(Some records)
<<<<

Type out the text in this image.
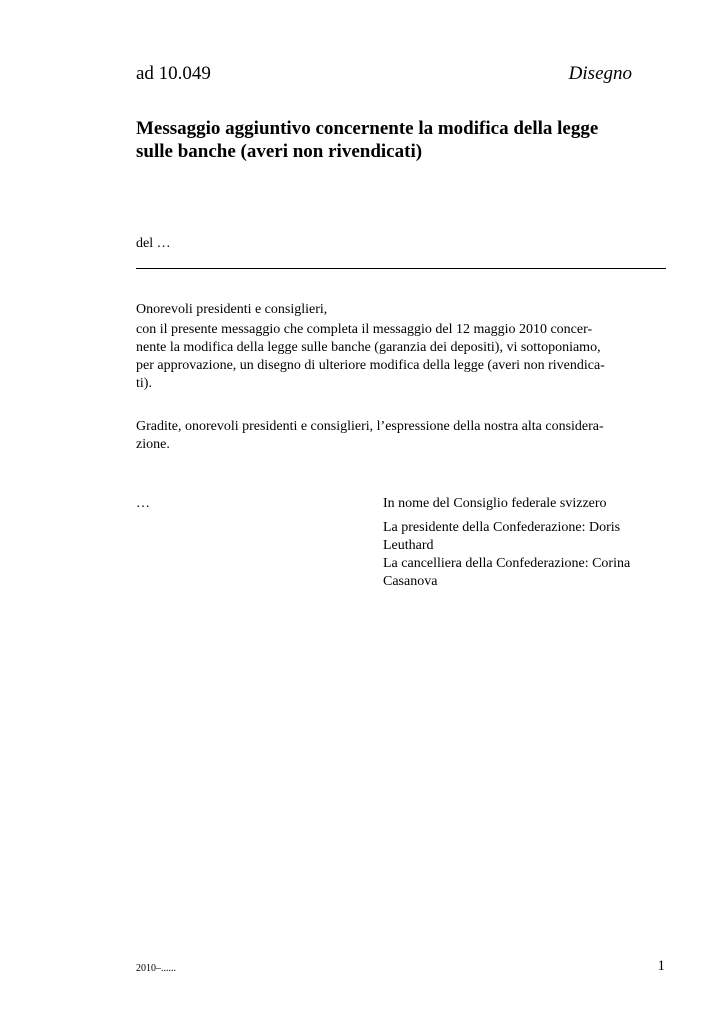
ad 10.049	Disegno
Messaggio aggiuntivo concernente la modifica della legge
sulle banche (averi non rivendicati)
del …
Onorevoli presidenti e consiglieri,
con il presente messaggio che completa il messaggio del 12 maggio 2010 concer-
nente la modifica della legge sulle banche (garanzia dei depositi), vi sottoponiamo,
per approvazione, un disegno di ulteriore modifica della legge (averi non rivendica-
ti).
Gradite, onorevoli presidenti e consiglieri, l’espressione della nostra alta considera-
zione.
…	In nome del Consiglio federale svizzero
La presidente della Confederazione: Doris
Leuthard
La cancelliera della Confederazione: Corina
Casanova
2010–......	1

>>>>

▶ [Written exercise]: Your task is to set down the records shown above exactly, minus any pictures.

▶ [Problem solution]:
Type out the text in this image.
ad 10.049	Disegno
Messaggio aggiuntivo concernente la modifica della legge
sulle banche (averi non rivendicati)
del …
Onorevoli presidenti e consiglieri,
con il presente messaggio che completa il messaggio del 12 maggio 2010 concer-
nente la modifica della legge sulle banche (garanzia dei depositi), vi sottoponiamo,
per approvazione, un disegno di ulteriore modifica della legge (averi non rivendica-
ti).
Gradite, onorevoli presidenti e consiglieri, l’espressione della nostra alta considera-
zione.
…	In nome del Consiglio federale svizzero
La presidente della Confederazione: Doris
Leuthard
La cancelliera della Confederazione: Corina
Casanova
2010–......	1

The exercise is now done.